What you should do
Collect each line of the records containing the string "作为政协主席".

++++ Task data ++++

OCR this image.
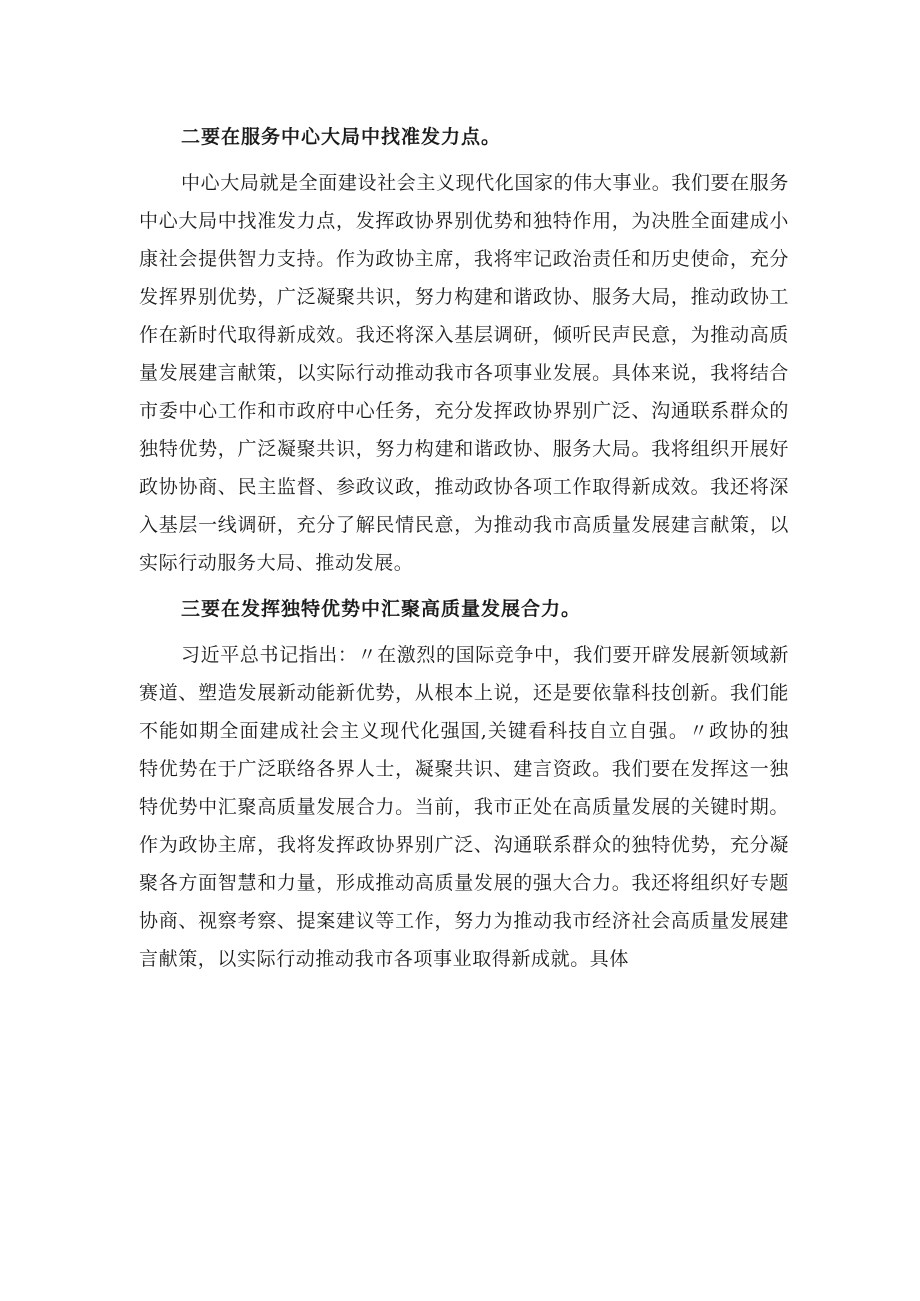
二要在服务中心大局中找准发力点。

中心大局就是全面建设社会主义现代化国家的伟大事业。我们要在服务中心大局中找准发力点，发挥政协界别优势和独特作用，为决胜全面建成小康社会提供智力支持。作为政协主席，我将牢记政治责任和历史使命，充分发挥界别优势，广泛凝聚共识，努力构建和谐政协、服务大局，推动政协工作在新时代取得新成效。我还将深入基层调研，倾听民声民意，为推动高质量发展建言献策，以实际行动推动我市各项事业发展。具体来说，我将结合市委中心工作和市政府中心任务，充分发挥政协界别广泛、沟通联系群众的独特优势，广泛凝聚共识，努力构建和谐政协、服务大局。我将组织开展好政协协商、民主监督、参政议政，推动政协各项工作取得新成效。我还将深入基层一线调研，充分了解民情民意，为推动我市高质量发展建言献策，以实际行动服务大局、推动发展。

三要在发挥独特优势中汇聚高质量发展合力。

习近平总书记指出：〃在激烈的国际竞争中，我们要开辟发展新领域新赛道、塑造发展新动能新优势，从根本上说，还是要依靠科技创新。我们能不能如期全面建成社会主义现代化强国,关键看科技自立自强。〃政协的独特优势在于广泛联络各界人士，凝聚共识、建言资政。我们要在发挥这一独特优势中汇聚高质量发展合力。当前，我市正处在高质量发展的关键时期。作为政协主席，我将发挥政协界别广泛、沟通联系群众的独特优势，充分凝聚各方面智慧和力量，形成推动高质量发展的强大合力。我还将组织好专题协商、视察考察、提案建议等工作，努力为推动我市经济社会高质量发展建言献策，以实际行动推动我市各项事业取得新成就。具体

++++

Expected answer
中心大局就是全面建设社会主义现代化国家的伟大事业。我们要在服务中心大局中找准发力点，发挥政协界别优势和独特作用，为决胜全面建成小康社会提供智力支持。作为政协主席，我将牢记政治责任和历史使命，充分发挥界别优势，广泛凝聚共识，努力构建和谐政协、服务大局，推动政协工作在新时代取得新成效。我还将深入基层调研，倾听民声民意，为推动高质量发展建言献策，以实际行动推动我市各项事业发展。具体来说，我将结合市委中心工作和市政府中心任务，充分发挥政协界别广泛、沟通联系群众的独特优势，广泛凝聚共识，努力构建和谐政协、服务大局。我将组织开展好政协协商、民主监督、参政议政，推动政协各项工作取得新成效。我还将深入基层一线调研，充分了解民情民意，为推动我市高质量发展建言献策，以实际行动服务大局、推动发展。
习近平总书记指出：〃在激烈的国际竞争中，我们要开辟发展新领域新赛道、塑造发展新动能新优势，从根本上说，还是要依靠科技创新。我们能不能如期全面建成社会主义现代化强国,关键看科技自立自强。〃政协的独特优势在于广泛联络各界人士，凝聚共识、建言资政。我们要在发挥这一独特优势中汇聚高质量发展合力。当前，我市正处在高质量发展的关键时期。作为政协主席，我将发挥政协界别广泛、沟通联系群众的独特优势，充分凝聚各方面智慧和力量，形成推动高质量发展的强大合力。我还将组织好专题协商、视察考察、提案建议等工作，努力为推动我市经济社会高质量发展建言献策，以实际行动推动我市各项事业取得新成就。具体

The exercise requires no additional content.